◆ **WHAT YOU NEED TO DO**: Without the pictures, copy the entries below word for word.

◆ **INPUT RECORDS**:
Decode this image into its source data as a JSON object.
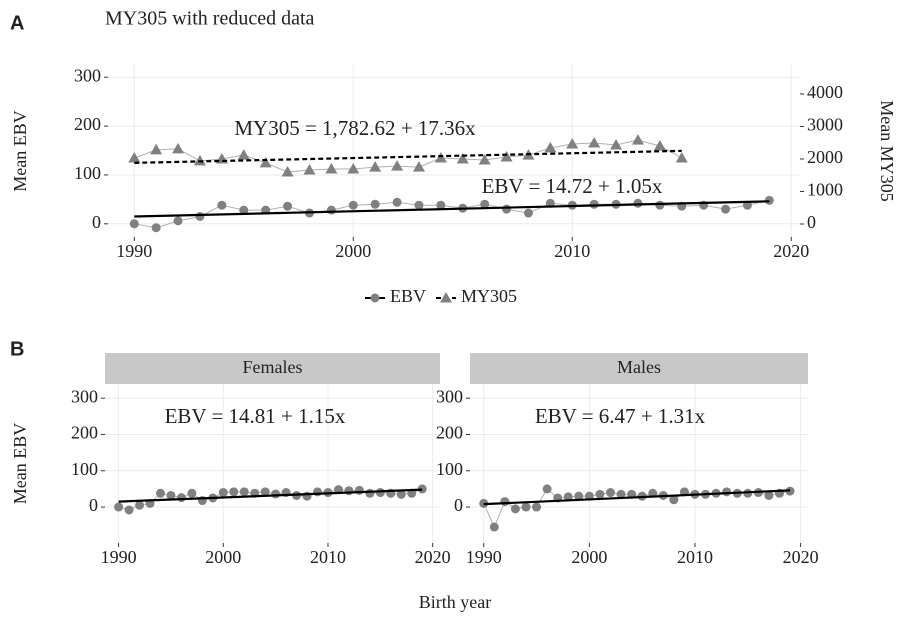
{
  "figure": {
    "panel_labels": [
      "A",
      "B"
    ],
    "xlabel": "Birth year"
  },
  "chart_data": [
    {
      "type": "line",
      "title": "MY305 with reduced data",
      "ylabel": "Mean EBV",
      "y2label": "Mean MY305",
      "xlim": [
        1988.8,
        2020.4
      ],
      "xticks": [
        1990,
        2000,
        2010,
        2020
      ],
      "ylim": [
        -27,
        325
      ],
      "yticks": [
        0,
        100,
        200,
        300
      ],
      "y2lim": [
        -400,
        4890
      ],
      "y2ticks": [
        0,
        1000,
        2000,
        3000,
        4000
      ],
      "grid": true,
      "legend": "bottom",
      "annotations": [
        "MY305 = 1,782.62 + 17.36x",
        "EBV = 14.72 + 1.05x"
      ],
      "series": [
        {
          "name": "EBV",
          "color": "#808080",
          "marker": "circle",
          "trend_color": "#000000",
          "trend_style": "solid",
          "x": [
            1990,
            1991,
            1992,
            1993,
            1994,
            1995,
            1996,
            1997,
            1998,
            1999,
            2000,
            2001,
            2002,
            2003,
            2004,
            2005,
            2006,
            2007,
            2008,
            2009,
            2010,
            2011,
            2012,
            2013,
            2014,
            2015,
            2016,
            2017,
            2018,
            2019
          ],
          "values": [
            0,
            -8,
            6,
            15,
            38,
            28,
            28,
            36,
            22,
            28,
            38,
            40,
            44,
            38,
            38,
            32,
            40,
            30,
            22,
            42,
            38,
            40,
            40,
            42,
            38,
            36,
            38,
            30,
            38,
            48
          ],
          "trend_x": [
            1990,
            2019
          ],
          "trend_values": [
            15,
            46
          ]
        },
        {
          "name": "MY305",
          "color": "#808080",
          "marker": "triangle",
          "axis": "y2",
          "trend_color": "#000000",
          "trend_style": "dashed",
          "x": [
            1990,
            1991,
            1992,
            1993,
            1994,
            1995,
            1996,
            1997,
            1998,
            1999,
            2000,
            2001,
            2002,
            2003,
            2004,
            2005,
            2006,
            2007,
            2008,
            2009,
            2010,
            2011,
            2012,
            2013,
            2014,
            2015
          ],
          "values": [
            2030,
            2280,
            2310,
            1940,
            2000,
            2120,
            1880,
            1600,
            1660,
            1690,
            1690,
            1750,
            1780,
            1750,
            2030,
            2000,
            1970,
            2060,
            2120,
            2340,
            2460,
            2490,
            2430,
            2580,
            2400,
            2030
          ],
          "trend_x": [
            1990,
            2015
          ],
          "trend_values": [
            1880,
            2250
          ]
        }
      ]
    },
    {
      "type": "line",
      "strip": "Females",
      "ylabel": "Mean EBV",
      "xlim": [
        1988.7,
        2020.7
      ],
      "xticks": [
        1990,
        2000,
        2010,
        2020
      ],
      "ylim": [
        -99,
        339
      ],
      "yticks": [
        0,
        100,
        200,
        300
      ],
      "grid": true,
      "annotations": [
        "EBV = 14.81 + 1.15x"
      ],
      "series": [
        {
          "color": "#808080",
          "marker": "circle",
          "trend_color": "#000000",
          "trend_style": "solid",
          "x": [
            1990,
            1991,
            1992,
            1993,
            1994,
            1995,
            1996,
            1997,
            1998,
            1999,
            2000,
            2001,
            2002,
            2003,
            2004,
            2005,
            2006,
            2007,
            2008,
            2009,
            2010,
            2011,
            2012,
            2013,
            2014,
            2015,
            2016,
            2017,
            2018,
            2019
          ],
          "values": [
            0,
            -8,
            5,
            10,
            38,
            32,
            26,
            38,
            18,
            25,
            40,
            42,
            42,
            38,
            42,
            36,
            40,
            32,
            30,
            42,
            40,
            48,
            45,
            46,
            38,
            40,
            38,
            35,
            38,
            50
          ],
          "trend_x": [
            1990,
            2019
          ],
          "trend_values": [
            15,
            48
          ]
        }
      ]
    },
    {
      "type": "line",
      "strip": "Males",
      "xlim": [
        1988.7,
        2020.7
      ],
      "xticks": [
        1990,
        2000,
        2010,
        2020
      ],
      "ylim": [
        -99,
        339
      ],
      "yticks": [
        0,
        100,
        200,
        300
      ],
      "grid": true,
      "annotations": [
        "EBV = 6.47 + 1.31x"
      ],
      "series": [
        {
          "color": "#808080",
          "marker": "circle",
          "trend_color": "#000000",
          "trend_style": "solid",
          "x": [
            1990,
            1991,
            1992,
            1993,
            1994,
            1995,
            1996,
            1997,
            1998,
            1999,
            2000,
            2001,
            2002,
            2003,
            2004,
            2005,
            2006,
            2007,
            2008,
            2009,
            2010,
            2011,
            2012,
            2013,
            2014,
            2015,
            2016,
            2017,
            2018,
            2019
          ],
          "values": [
            10,
            -55,
            15,
            -5,
            0,
            0,
            50,
            25,
            28,
            30,
            30,
            35,
            40,
            35,
            35,
            30,
            38,
            32,
            20,
            42,
            35,
            35,
            38,
            42,
            38,
            38,
            40,
            32,
            38,
            44
          ],
          "trend_x": [
            1990,
            2019
          ],
          "trend_values": [
            8,
            46
          ]
        }
      ]
    }
  ]
}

◆ **OUTPUT OF THE EXERCISE**:
Decode this image into its source data as a JSON object.
{
  "figure": {
    "panel_labels": [
      "A",
      "B"
    ],
    "xlabel": "Birth year"
  },
  "chart_data": [
    {
      "type": "line",
      "title": "MY305 with reduced data",
      "ylabel": "Mean EBV",
      "y2label": "Mean MY305",
      "xlim": [
        1988.8,
        2020.4
      ],
      "xticks": [
        1990,
        2000,
        2010,
        2020
      ],
      "ylim": [
        -27,
        325
      ],
      "yticks": [
        0,
        100,
        200,
        300
      ],
      "y2lim": [
        -400,
        4890
      ],
      "y2ticks": [
        0,
        1000,
        2000,
        3000,
        4000
      ],
      "grid": true,
      "legend": "bottom",
      "annotations": [
        "MY305 = 1,782.62 + 17.36x",
        "EBV = 14.72 + 1.05x"
      ],
      "series": [
        {
          "name": "EBV",
          "color": "#808080",
          "marker": "circle",
          "trend_color": "#000000",
          "trend_style": "solid",
          "x": [
            1990,
            1991,
            1992,
            1993,
            1994,
            1995,
            1996,
            1997,
            1998,
            1999,
            2000,
            2001,
            2002,
            2003,
            2004,
            2005,
            2006,
            2007,
            2008,
            2009,
            2010,
            2011,
            2012,
            2013,
            2014,
            2015,
            2016,
            2017,
            2018,
            2019
          ],
          "values": [
            0,
            -8,
            6,
            15,
            38,
            28,
            28,
            36,
            22,
            28,
            38,
            40,
            44,
            38,
            38,
            32,
            40,
            30,
            22,
            42,
            38,
            40,
            40,
            42,
            38,
            36,
            38,
            30,
            38,
            48
          ],
          "trend_x": [
            1990,
            2019
          ],
          "trend_values": [
            15,
            46
          ]
        },
        {
          "name": "MY305",
          "color": "#808080",
          "marker": "triangle",
          "axis": "y2",
          "trend_color": "#000000",
          "trend_style": "dashed",
          "x": [
            1990,
            1991,
            1992,
            1993,
            1994,
            1995,
            1996,
            1997,
            1998,
            1999,
            2000,
            2001,
            2002,
            2003,
            2004,
            2005,
            2006,
            2007,
            2008,
            2009,
            2010,
            2011,
            2012,
            2013,
            2014,
            2015
          ],
          "values": [
            2030,
            2280,
            2310,
            1940,
            2000,
            2120,
            1880,
            1600,
            1660,
            1690,
            1690,
            1750,
            1780,
            1750,
            2030,
            2000,
            1970,
            2060,
            2120,
            2340,
            2460,
            2490,
            2430,
            2580,
            2400,
            2030
          ],
          "trend_x": [
            1990,
            2015
          ],
          "trend_values": [
            1880,
            2250
          ]
        }
      ]
    },
    {
      "type": "line",
      "strip": "Females",
      "ylabel": "Mean EBV",
      "xlim": [
        1988.7,
        2020.7
      ],
      "xticks": [
        1990,
        2000,
        2010,
        2020
      ],
      "ylim": [
        -99,
        339
      ],
      "yticks": [
        0,
        100,
        200,
        300
      ],
      "grid": true,
      "annotations": [
        "EBV = 14.81 + 1.15x"
      ],
      "series": [
        {
          "color": "#808080",
          "marker": "circle",
          "trend_color": "#000000",
          "trend_style": "solid",
          "x": [
            1990,
            1991,
            1992,
            1993,
            1994,
            1995,
            1996,
            1997,
            1998,
            1999,
            2000,
            2001,
            2002,
            2003,
            2004,
            2005,
            2006,
            2007,
            2008,
            2009,
            2010,
            2011,
            2012,
            2013,
            2014,
            2015,
            2016,
            2017,
            2018,
            2019
          ],
          "values": [
            0,
            -8,
            5,
            10,
            38,
            32,
            26,
            38,
            18,
            25,
            40,
            42,
            42,
            38,
            42,
            36,
            40,
            32,
            30,
            42,
            40,
            48,
            45,
            46,
            38,
            40,
            38,
            35,
            38,
            50
          ],
          "trend_x": [
            1990,
            2019
          ],
          "trend_values": [
            15,
            48
          ]
        }
      ]
    },
    {
      "type": "line",
      "strip": "Males",
      "xlim": [
        1988.7,
        2020.7
      ],
      "xticks": [
        1990,
        2000,
        2010,
        2020
      ],
      "ylim": [
        -99,
        339
      ],
      "yticks": [
        0,
        100,
        200,
        300
      ],
      "grid": true,
      "annotations": [
        "EBV = 6.47 + 1.31x"
      ],
      "series": [
        {
          "color": "#808080",
          "marker": "circle",
          "trend_color": "#000000",
          "trend_style": "solid",
          "x": [
            1990,
            1991,
            1992,
            1993,
            1994,
            1995,
            1996,
            1997,
            1998,
            1999,
            2000,
            2001,
            2002,
            2003,
            2004,
            2005,
            2006,
            2007,
            2008,
            2009,
            2010,
            2011,
            2012,
            2013,
            2014,
            2015,
            2016,
            2017,
            2018,
            2019
          ],
          "values": [
            10,
            -55,
            15,
            -5,
            0,
            0,
            50,
            25,
            28,
            30,
            30,
            35,
            40,
            35,
            35,
            30,
            38,
            32,
            20,
            42,
            35,
            35,
            38,
            42,
            38,
            38,
            40,
            32,
            38,
            44
          ],
          "trend_x": [
            1990,
            2019
          ],
          "trend_values": [
            8,
            46
          ]
        }
      ]
    }
  ]
}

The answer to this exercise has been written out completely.